▸ **To do**
Say how many lines hold the string "Roll"; please write nothing but the number.

[Records from a collection]
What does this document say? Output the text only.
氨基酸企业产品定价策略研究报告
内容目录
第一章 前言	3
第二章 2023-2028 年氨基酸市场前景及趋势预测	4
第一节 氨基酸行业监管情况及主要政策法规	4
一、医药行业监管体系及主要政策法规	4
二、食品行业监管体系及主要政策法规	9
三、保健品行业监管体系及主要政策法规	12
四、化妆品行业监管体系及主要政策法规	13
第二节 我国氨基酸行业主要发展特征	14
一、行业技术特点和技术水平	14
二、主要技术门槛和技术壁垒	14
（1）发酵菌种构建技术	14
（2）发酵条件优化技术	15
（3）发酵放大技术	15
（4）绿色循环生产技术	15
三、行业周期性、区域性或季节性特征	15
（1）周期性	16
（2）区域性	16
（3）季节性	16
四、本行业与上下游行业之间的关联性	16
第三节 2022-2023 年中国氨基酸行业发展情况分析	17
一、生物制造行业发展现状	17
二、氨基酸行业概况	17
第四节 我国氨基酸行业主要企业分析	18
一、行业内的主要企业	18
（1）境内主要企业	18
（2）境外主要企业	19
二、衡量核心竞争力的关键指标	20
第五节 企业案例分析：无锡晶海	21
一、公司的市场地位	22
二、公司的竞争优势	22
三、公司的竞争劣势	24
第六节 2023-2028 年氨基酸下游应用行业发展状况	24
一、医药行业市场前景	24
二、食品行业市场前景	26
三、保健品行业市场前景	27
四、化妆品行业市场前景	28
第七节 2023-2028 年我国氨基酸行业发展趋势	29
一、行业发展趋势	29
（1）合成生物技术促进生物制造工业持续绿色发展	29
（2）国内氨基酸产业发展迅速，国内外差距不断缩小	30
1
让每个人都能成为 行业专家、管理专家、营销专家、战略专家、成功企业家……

---

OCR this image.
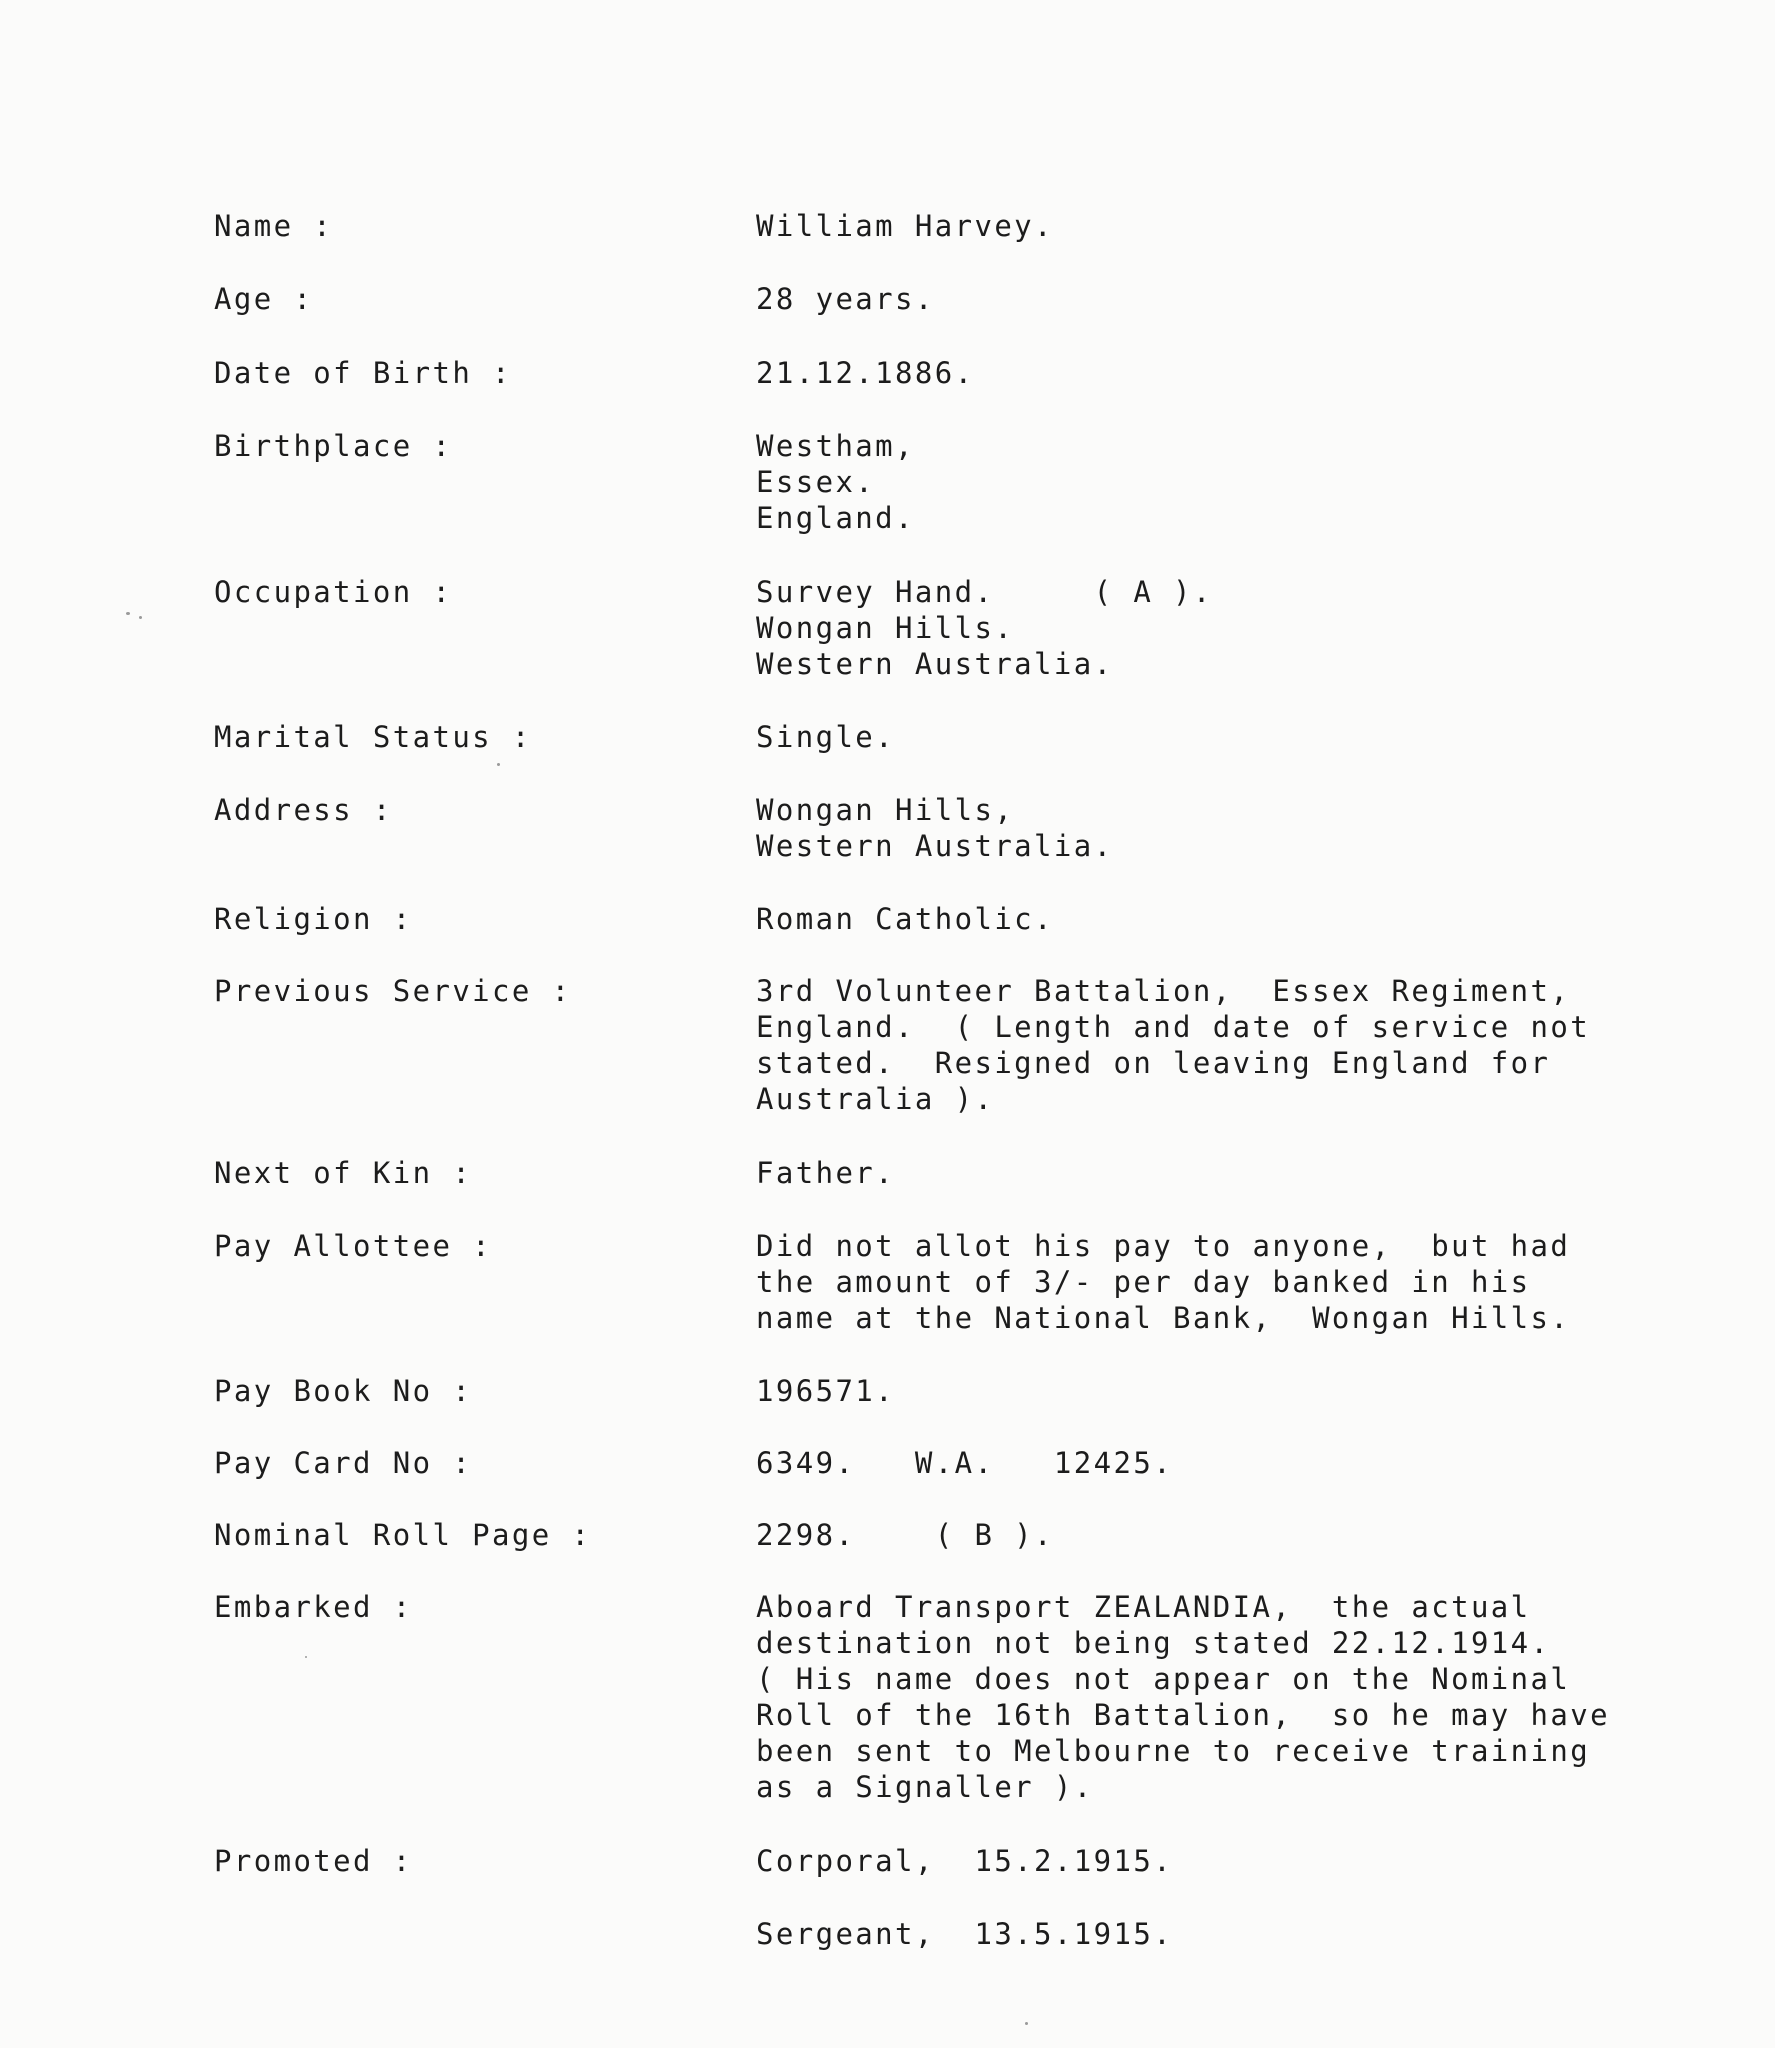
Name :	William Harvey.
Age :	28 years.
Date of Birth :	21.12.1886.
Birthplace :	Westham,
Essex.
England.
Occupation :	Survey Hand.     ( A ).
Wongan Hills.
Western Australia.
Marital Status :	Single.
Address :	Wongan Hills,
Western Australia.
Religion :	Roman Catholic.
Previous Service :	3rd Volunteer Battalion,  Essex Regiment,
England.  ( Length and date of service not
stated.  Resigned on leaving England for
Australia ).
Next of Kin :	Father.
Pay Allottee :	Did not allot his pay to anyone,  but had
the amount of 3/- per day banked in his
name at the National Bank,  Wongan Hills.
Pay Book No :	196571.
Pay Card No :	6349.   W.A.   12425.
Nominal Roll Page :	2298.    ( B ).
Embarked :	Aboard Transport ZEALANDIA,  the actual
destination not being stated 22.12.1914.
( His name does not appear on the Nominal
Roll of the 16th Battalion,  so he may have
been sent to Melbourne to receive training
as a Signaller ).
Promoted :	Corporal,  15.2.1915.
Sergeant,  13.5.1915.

▸ **Completed task**
2